Records
========

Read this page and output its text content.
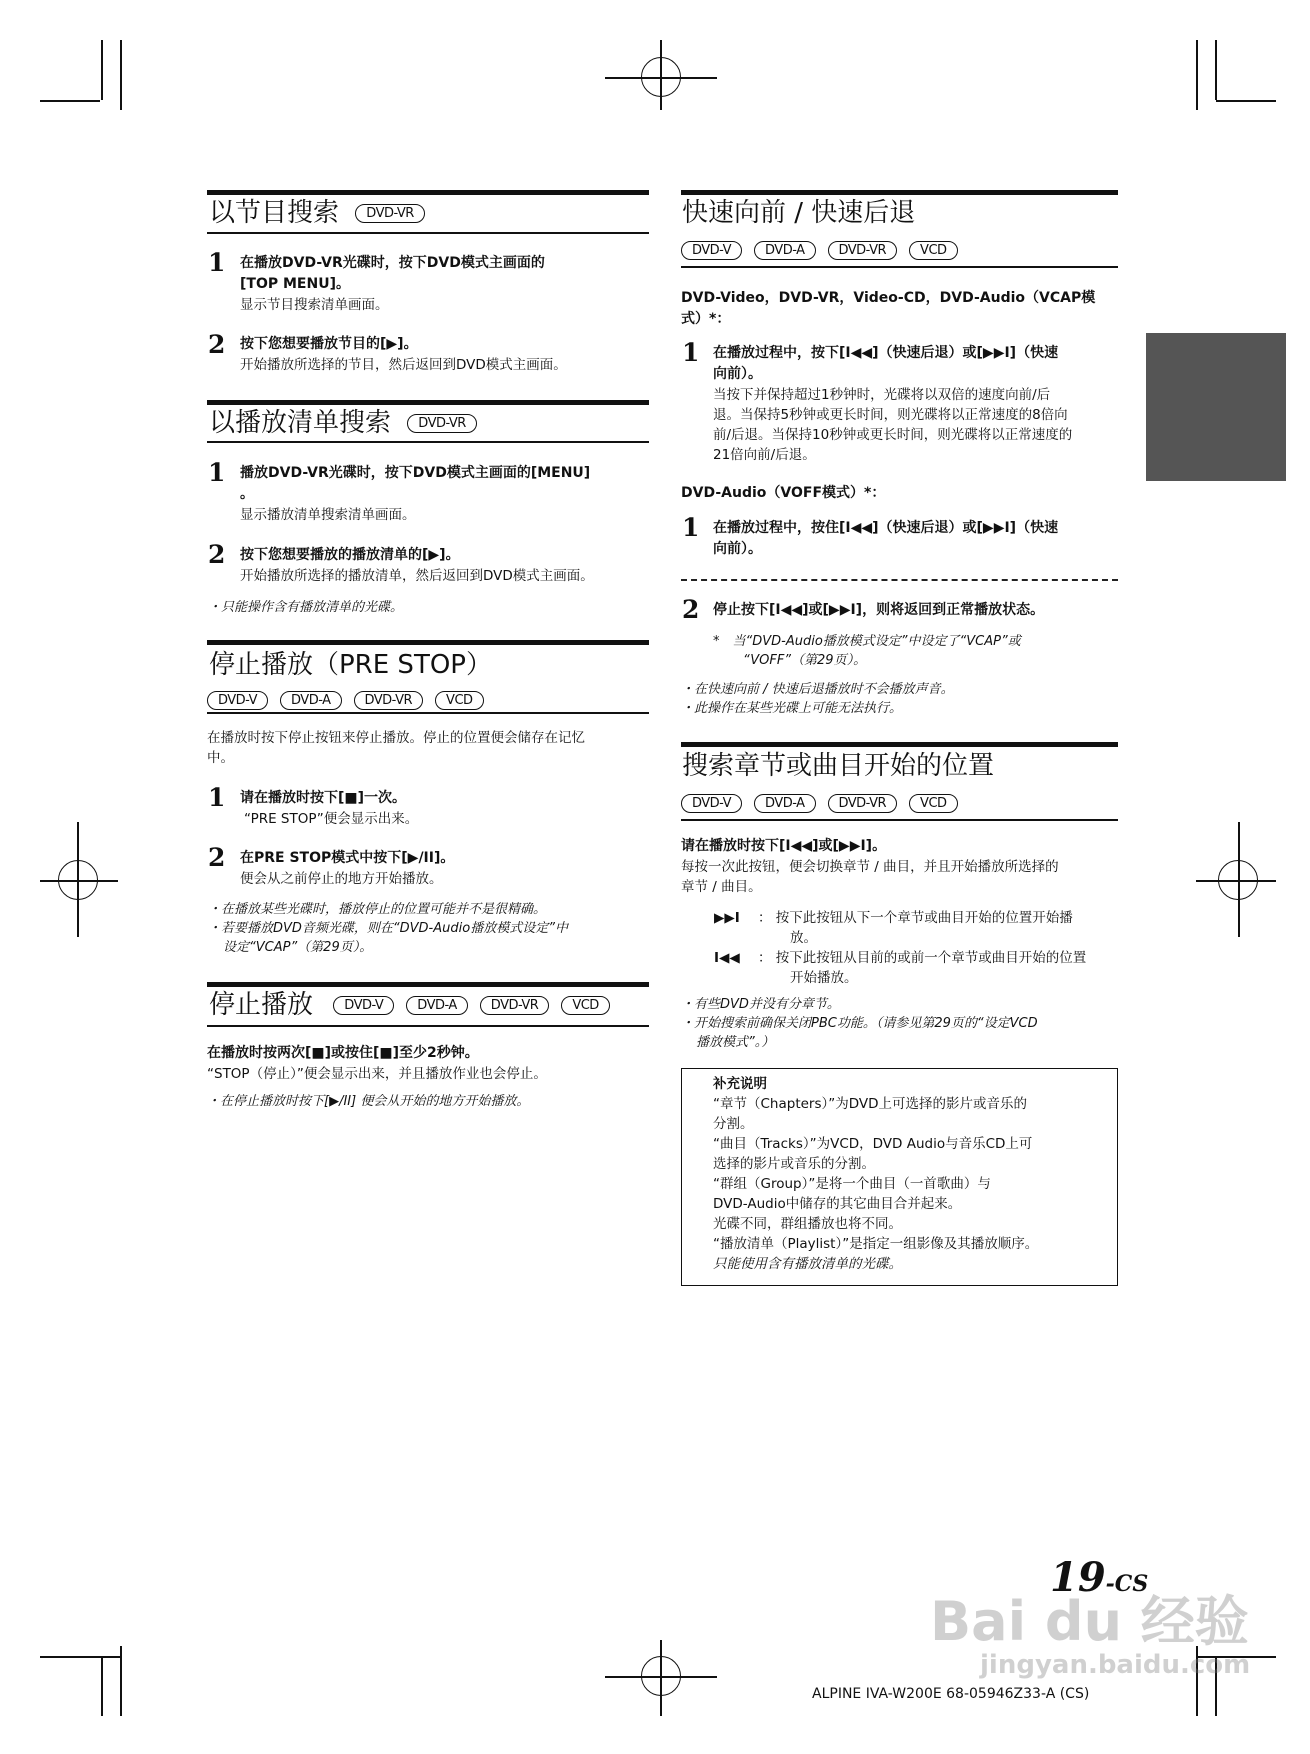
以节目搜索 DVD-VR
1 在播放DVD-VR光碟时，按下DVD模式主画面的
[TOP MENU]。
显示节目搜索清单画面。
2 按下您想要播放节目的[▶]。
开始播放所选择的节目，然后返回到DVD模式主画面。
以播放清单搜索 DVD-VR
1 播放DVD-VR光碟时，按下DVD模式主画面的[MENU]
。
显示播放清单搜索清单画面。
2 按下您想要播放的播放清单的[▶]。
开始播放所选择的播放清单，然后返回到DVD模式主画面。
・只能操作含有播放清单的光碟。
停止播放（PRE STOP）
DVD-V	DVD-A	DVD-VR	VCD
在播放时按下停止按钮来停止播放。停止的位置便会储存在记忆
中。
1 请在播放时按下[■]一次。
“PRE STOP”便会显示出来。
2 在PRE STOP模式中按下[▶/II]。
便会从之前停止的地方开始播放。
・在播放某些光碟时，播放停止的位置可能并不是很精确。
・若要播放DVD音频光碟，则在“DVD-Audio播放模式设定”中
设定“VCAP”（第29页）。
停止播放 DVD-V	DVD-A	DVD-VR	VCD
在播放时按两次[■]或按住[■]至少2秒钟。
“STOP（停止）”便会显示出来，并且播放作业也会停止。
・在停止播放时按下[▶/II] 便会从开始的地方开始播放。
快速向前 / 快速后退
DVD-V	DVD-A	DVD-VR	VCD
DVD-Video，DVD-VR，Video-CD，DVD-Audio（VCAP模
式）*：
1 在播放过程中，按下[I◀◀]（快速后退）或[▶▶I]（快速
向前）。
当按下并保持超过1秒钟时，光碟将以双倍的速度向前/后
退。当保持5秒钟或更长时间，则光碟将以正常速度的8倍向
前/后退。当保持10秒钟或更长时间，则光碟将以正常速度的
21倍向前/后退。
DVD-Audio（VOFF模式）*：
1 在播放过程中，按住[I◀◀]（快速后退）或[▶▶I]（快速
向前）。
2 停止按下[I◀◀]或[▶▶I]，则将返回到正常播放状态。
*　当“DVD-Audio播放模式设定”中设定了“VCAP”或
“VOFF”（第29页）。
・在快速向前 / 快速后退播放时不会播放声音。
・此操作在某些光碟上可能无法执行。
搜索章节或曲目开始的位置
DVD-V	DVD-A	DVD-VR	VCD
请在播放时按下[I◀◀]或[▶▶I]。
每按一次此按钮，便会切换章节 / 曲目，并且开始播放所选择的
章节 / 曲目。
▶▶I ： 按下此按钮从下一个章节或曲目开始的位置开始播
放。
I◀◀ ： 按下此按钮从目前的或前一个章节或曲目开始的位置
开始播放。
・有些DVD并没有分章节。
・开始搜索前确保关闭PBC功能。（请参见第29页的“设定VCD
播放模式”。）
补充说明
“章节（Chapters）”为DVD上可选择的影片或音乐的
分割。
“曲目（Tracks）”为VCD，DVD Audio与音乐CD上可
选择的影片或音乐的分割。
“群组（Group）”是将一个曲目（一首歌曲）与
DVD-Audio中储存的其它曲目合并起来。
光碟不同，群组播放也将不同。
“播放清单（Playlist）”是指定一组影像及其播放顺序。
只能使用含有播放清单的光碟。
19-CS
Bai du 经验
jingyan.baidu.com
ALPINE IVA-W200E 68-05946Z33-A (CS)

========

- TASK TO CARRY OUT
Give back the entries verbatim. Do not include any picture.

- PROBLEM SOLUTION
Read this page and output its text content.
以节目搜索 DVD-VR
1 在播放DVD-VR光碟时，按下DVD模式主画面的
[TOP MENU]。
显示节目搜索清单画面。
2 按下您想要播放节目的[▶]。
开始播放所选择的节目，然后返回到DVD模式主画面。
以播放清单搜索 DVD-VR
1 播放DVD-VR光碟时，按下DVD模式主画面的[MENU]
。
显示播放清单搜索清单画面。
2 按下您想要播放的播放清单的[▶]。
开始播放所选择的播放清单，然后返回到DVD模式主画面。
・只能操作含有播放清单的光碟。
停止播放（PRE STOP）
DVD-V	DVD-A	DVD-VR	VCD
在播放时按下停止按钮来停止播放。停止的位置便会储存在记忆
中。
1 请在播放时按下[■]一次。
“PRE STOP”便会显示出来。
2 在PRE STOP模式中按下[▶/II]。
便会从之前停止的地方开始播放。
・在播放某些光碟时，播放停止的位置可能并不是很精确。
・若要播放DVD音频光碟，则在“DVD-Audio播放模式设定”中
设定“VCAP”（第29页）。
停止播放 DVD-V	DVD-A	DVD-VR	VCD
在播放时按两次[■]或按住[■]至少2秒钟。
“STOP（停止）”便会显示出来，并且播放作业也会停止。
・在停止播放时按下[▶/II] 便会从开始的地方开始播放。
快速向前 / 快速后退
DVD-V	DVD-A	DVD-VR	VCD
DVD-Video，DVD-VR，Video-CD，DVD-Audio（VCAP模
式）*：
1 在播放过程中，按下[I◀◀]（快速后退）或[▶▶I]（快速
向前）。
当按下并保持超过1秒钟时，光碟将以双倍的速度向前/后
退。当保持5秒钟或更长时间，则光碟将以正常速度的8倍向
前/后退。当保持10秒钟或更长时间，则光碟将以正常速度的
21倍向前/后退。
DVD-Audio（VOFF模式）*：
1 在播放过程中，按住[I◀◀]（快速后退）或[▶▶I]（快速
向前）。
2 停止按下[I◀◀]或[▶▶I]，则将返回到正常播放状态。
*　当“DVD-Audio播放模式设定”中设定了“VCAP”或
“VOFF”（第29页）。
・在快速向前 / 快速后退播放时不会播放声音。
・此操作在某些光碟上可能无法执行。
搜索章节或曲目开始的位置
DVD-V	DVD-A	DVD-VR	VCD
请在播放时按下[I◀◀]或[▶▶I]。
每按一次此按钮，便会切换章节 / 曲目，并且开始播放所选择的
章节 / 曲目。
▶▶I ： 按下此按钮从下一个章节或曲目开始的位置开始播
放。
I◀◀ ： 按下此按钮从目前的或前一个章节或曲目开始的位置
开始播放。
・有些DVD并没有分章节。
・开始搜索前确保关闭PBC功能。（请参见第29页的“设定VCD
播放模式”。）
补充说明
“章节（Chapters）”为DVD上可选择的影片或音乐的
分割。
“曲目（Tracks）”为VCD，DVD Audio与音乐CD上可
选择的影片或音乐的分割。
“群组（Group）”是将一个曲目（一首歌曲）与
DVD-Audio中储存的其它曲目合并起来。
光碟不同，群组播放也将不同。
“播放清单（Playlist）”是指定一组影像及其播放顺序。
只能使用含有播放清单的光碟。
19-CS
Bai du 经验
jingyan.baidu.com
ALPINE IVA-W200E 68-05946Z33-A (CS)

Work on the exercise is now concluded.